**Directions**
Extract the full listing verbatim and drop any pictures from your copy.

(Saved entries)
● ● ● ● ●
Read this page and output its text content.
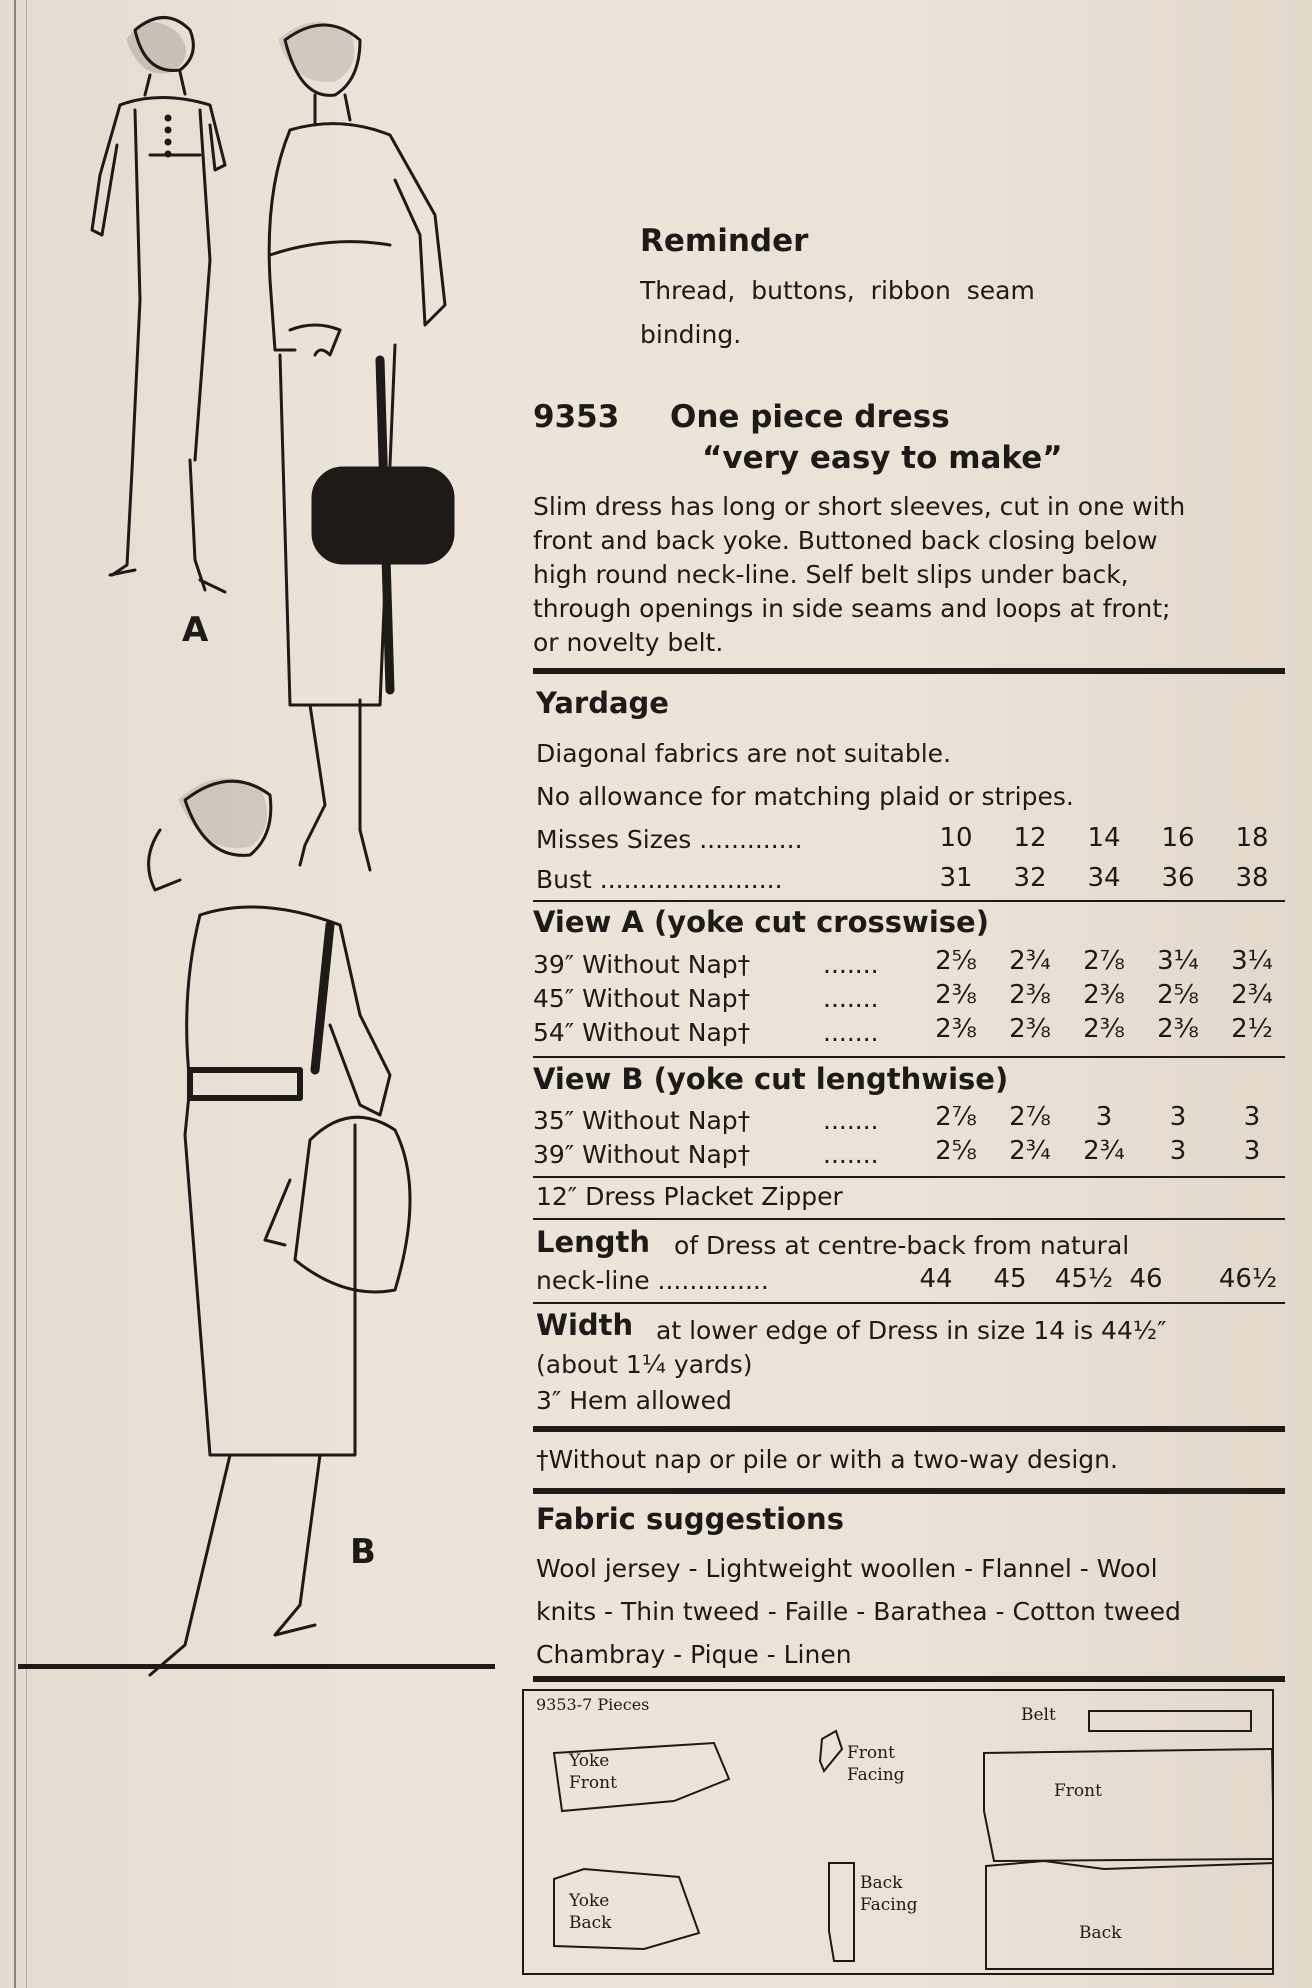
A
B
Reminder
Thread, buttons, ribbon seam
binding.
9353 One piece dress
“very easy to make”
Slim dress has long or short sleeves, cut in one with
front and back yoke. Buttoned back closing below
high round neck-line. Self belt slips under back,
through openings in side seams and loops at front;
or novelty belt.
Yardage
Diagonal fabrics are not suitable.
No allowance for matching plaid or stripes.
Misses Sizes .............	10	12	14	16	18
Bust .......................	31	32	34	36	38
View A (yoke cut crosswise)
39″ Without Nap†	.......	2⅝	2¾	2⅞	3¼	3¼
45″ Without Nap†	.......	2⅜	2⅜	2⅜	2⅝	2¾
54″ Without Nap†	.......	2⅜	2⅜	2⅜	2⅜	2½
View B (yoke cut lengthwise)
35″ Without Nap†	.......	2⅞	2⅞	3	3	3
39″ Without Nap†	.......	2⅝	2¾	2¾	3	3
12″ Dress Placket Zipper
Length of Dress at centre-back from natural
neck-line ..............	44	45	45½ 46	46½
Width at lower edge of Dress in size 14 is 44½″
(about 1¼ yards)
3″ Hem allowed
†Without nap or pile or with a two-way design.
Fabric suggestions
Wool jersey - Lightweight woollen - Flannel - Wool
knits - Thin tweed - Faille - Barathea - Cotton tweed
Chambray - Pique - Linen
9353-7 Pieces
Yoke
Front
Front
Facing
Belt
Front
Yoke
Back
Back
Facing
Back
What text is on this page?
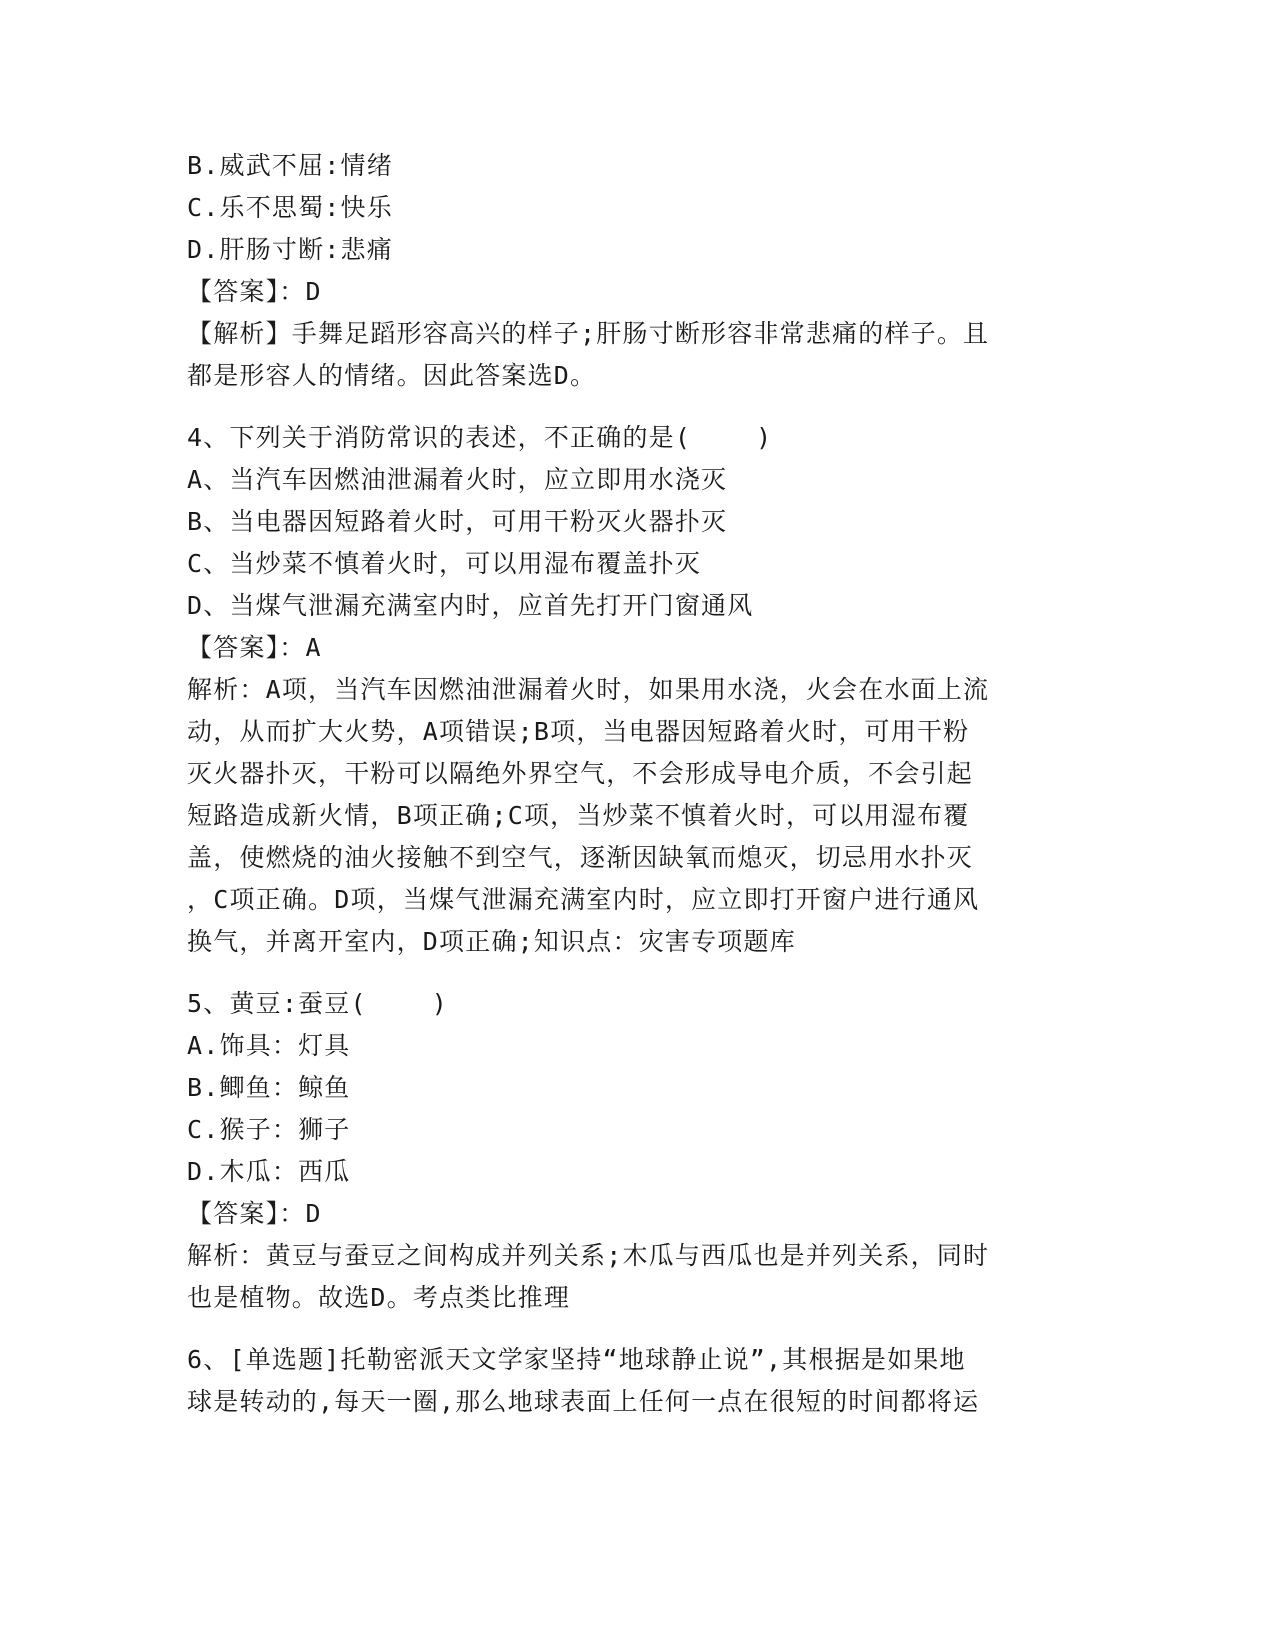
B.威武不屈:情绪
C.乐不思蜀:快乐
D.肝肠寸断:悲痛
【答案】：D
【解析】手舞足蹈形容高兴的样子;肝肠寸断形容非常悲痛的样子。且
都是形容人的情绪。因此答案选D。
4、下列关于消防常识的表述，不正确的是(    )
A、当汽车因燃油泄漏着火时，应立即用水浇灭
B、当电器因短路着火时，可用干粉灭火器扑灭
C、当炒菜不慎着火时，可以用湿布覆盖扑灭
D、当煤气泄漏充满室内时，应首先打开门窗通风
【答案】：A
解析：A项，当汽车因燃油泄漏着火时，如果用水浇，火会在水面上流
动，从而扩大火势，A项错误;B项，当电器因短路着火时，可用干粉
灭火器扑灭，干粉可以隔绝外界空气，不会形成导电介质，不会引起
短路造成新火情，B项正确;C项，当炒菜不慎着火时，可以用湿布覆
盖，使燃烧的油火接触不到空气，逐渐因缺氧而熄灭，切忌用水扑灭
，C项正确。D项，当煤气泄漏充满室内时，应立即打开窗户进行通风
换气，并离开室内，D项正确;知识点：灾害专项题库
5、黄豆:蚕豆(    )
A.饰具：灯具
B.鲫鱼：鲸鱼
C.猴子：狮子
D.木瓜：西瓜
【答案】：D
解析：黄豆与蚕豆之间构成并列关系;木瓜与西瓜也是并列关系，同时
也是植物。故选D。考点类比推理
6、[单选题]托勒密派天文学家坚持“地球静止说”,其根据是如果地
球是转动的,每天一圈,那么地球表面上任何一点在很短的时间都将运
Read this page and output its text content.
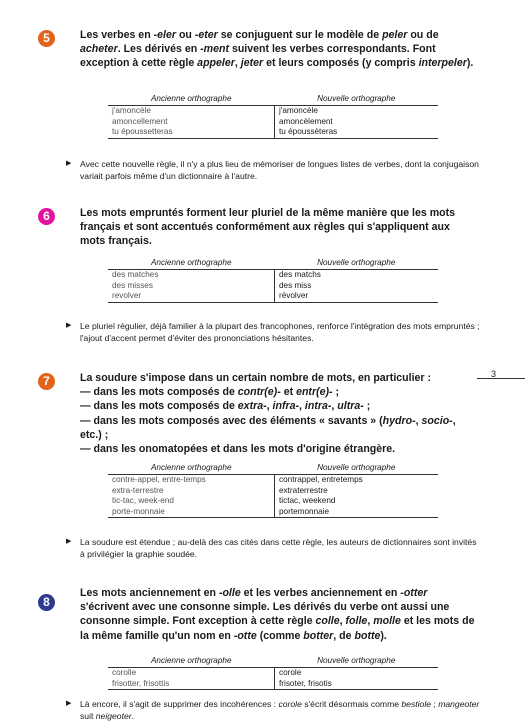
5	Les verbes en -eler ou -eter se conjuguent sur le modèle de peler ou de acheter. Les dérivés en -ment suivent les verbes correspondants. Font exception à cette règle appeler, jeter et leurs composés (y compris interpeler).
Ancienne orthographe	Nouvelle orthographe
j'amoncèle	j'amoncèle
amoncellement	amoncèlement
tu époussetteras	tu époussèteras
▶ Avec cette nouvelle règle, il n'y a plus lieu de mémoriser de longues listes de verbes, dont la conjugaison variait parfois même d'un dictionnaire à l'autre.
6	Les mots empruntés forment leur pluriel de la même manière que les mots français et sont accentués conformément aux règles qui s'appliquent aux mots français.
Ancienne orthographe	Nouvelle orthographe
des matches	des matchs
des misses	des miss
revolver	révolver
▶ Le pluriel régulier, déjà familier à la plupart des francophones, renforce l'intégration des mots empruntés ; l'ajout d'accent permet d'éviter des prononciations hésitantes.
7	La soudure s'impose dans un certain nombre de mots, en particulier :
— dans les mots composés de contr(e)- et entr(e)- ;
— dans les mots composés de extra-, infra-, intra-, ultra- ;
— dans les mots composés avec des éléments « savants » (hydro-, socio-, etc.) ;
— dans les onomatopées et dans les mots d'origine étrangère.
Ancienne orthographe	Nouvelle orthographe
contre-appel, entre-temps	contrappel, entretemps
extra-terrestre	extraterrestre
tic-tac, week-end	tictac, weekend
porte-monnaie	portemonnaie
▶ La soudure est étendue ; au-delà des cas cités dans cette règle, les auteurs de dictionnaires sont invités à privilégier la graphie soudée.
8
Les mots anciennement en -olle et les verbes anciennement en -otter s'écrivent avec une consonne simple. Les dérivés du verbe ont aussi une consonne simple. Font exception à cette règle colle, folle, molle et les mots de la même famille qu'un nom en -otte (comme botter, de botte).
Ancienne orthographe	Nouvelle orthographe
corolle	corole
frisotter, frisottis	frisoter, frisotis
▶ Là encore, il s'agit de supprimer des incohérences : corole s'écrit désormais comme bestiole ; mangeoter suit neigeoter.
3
● ● ● ● ●
**Written answer**
Read this page and output its text content.
A
B
Reminder
Thread, buttons, ribbon seam
binding.
9353 One piece dress
“very easy to make”
Slim dress has long or short sleeves, cut in one with
front and back yoke. Buttoned back closing below
high round neck-line. Self belt slips under back,
through openings in side seams and loops at front;
or novelty belt.
Yardage
Diagonal fabrics are not suitable.
No allowance for matching plaid or stripes.
Misses Sizes .............	10	12	14	16	18
Bust .......................	31	32	34	36	38
View A (yoke cut crosswise)
39″ Without Nap†	.......	2⅝	2¾	2⅞	3¼	3¼
45″ Without Nap†	.......	2⅜	2⅜	2⅜	2⅝	2¾
54″ Without Nap†	.......	2⅜	2⅜	2⅜	2⅜	2½
View B (yoke cut lengthwise)
35″ Without Nap†	.......	2⅞	2⅞	3	3	3
39″ Without Nap†	.......	2⅝	2¾	2¾	3	3
12″ Dress Placket Zipper
Length of Dress at centre-back from natural
neck-line ..............	44	45	45½ 46	46½
Width at lower edge of Dress in size 14 is 44½″
(about 1¼ yards)
3″ Hem allowed
†Without nap or pile or with a two-way design.
Fabric suggestions
Wool jersey - Lightweight woollen - Flannel - Wool
knits - Thin tweed - Faille - Barathea - Cotton tweed
Chambray - Pique - Linen
9353-7 Pieces
Yoke
Front
Front
Facing
Belt
Front
Yoke
Back
Back
Facing
Back
What text is on this page?
B.威武不屈:情绪
C.乐不思蜀:快乐
D.肝肠寸断:悲痛
【答案】：D
【解析】手舞足蹈形容高兴的样子;肝肠寸断形容非常悲痛的样子。且
都是形容人的情绪。因此答案选D。
4、下列关于消防常识的表述，不正确的是(    )
A、当汽车因燃油泄漏着火时，应立即用水浇灭
B、当电器因短路着火时，可用干粉灭火器扑灭
C、当炒菜不慎着火时，可以用湿布覆盖扑灭
D、当煤气泄漏充满室内时，应首先打开门窗通风
【答案】：A
解析：A项，当汽车因燃油泄漏着火时，如果用水浇，火会在水面上流
动，从而扩大火势，A项错误;B项，当电器因短路着火时，可用干粉
灭火器扑灭，干粉可以隔绝外界空气，不会形成导电介质，不会引起
短路造成新火情，B项正确;C项，当炒菜不慎着火时，可以用湿布覆
盖，使燃烧的油火接触不到空气，逐渐因缺氧而熄灭，切忌用水扑灭
，C项正确。D项，当煤气泄漏充满室内时，应立即打开窗户进行通风
换气，并离开室内，D项正确;知识点：灾害专项题库
5、黄豆:蚕豆(    )
A.饰具：灯具
B.鲫鱼：鲸鱼
C.猴子：狮子
D.木瓜：西瓜
【答案】：D
解析：黄豆与蚕豆之间构成并列关系;木瓜与西瓜也是并列关系，同时
也是植物。故选D。考点类比推理
6、[单选题]托勒密派天文学家坚持“地球静止说”,其根据是如果地
球是转动的,每天一圈,那么地球表面上任何一点在很短的时间都将运
Read this page and output its text content.
5	Les verbes en -eler ou -eter se conjuguent sur le modèle de peler ou de acheter. Les dérivés en -ment suivent les verbes correspondants. Font exception à cette règle appeler, jeter et leurs composés (y compris interpeler).
Ancienne orthographe	Nouvelle orthographe
j'amoncèle	j'amoncèle
amoncellement	amoncèlement
tu époussetteras	tu époussèteras
▶ Avec cette nouvelle règle, il n'y a plus lieu de mémoriser de longues listes de verbes, dont la conjugaison variait parfois même d'un dictionnaire à l'autre.
6	Les mots empruntés forment leur pluriel de la même manière que les mots français et sont accentués conformément aux règles qui s'appliquent aux mots français.
Ancienne orthographe	Nouvelle orthographe
des matches	des matchs
des misses	des miss
revolver	révolver
▶ Le pluriel régulier, déjà familier à la plupart des francophones, renforce l'intégration des mots empruntés ; l'ajout d'accent permet d'éviter des prononciations hésitantes.
7	La soudure s'impose dans un certain nombre de mots, en particulier :
— dans les mots composés de contr(e)- et entr(e)- ;
— dans les mots composés de extra-, infra-, intra-, ultra- ;
— dans les mots composés avec des éléments « savants » (hydro-, socio-, etc.) ;
— dans les onomatopées et dans les mots d'origine étrangère.
Ancienne orthographe	Nouvelle orthographe
contre-appel, entre-temps	contrappel, entretemps
extra-terrestre	extraterrestre
tic-tac, week-end	tictac, weekend
porte-monnaie	portemonnaie
▶ La soudure est étendue ; au-delà des cas cités dans cette règle, les auteurs de dictionnaires sont invités à privilégier la graphie soudée.
8
Les mots anciennement en -olle et les verbes anciennement en -otter s'écrivent avec une consonne simple. Les dérivés du verbe ont aussi une consonne simple. Font exception à cette règle colle, folle, molle et les mots de la même famille qu'un nom en -otte (comme botter, de botte).
Ancienne orthographe	Nouvelle orthographe
corolle	corole
frisotter, frisottis	frisoter, frisotis
▶ Là encore, il s'agit de supprimer des incohérences : corole s'écrit désormais comme bestiole ; mangeoter suit neigeoter.
3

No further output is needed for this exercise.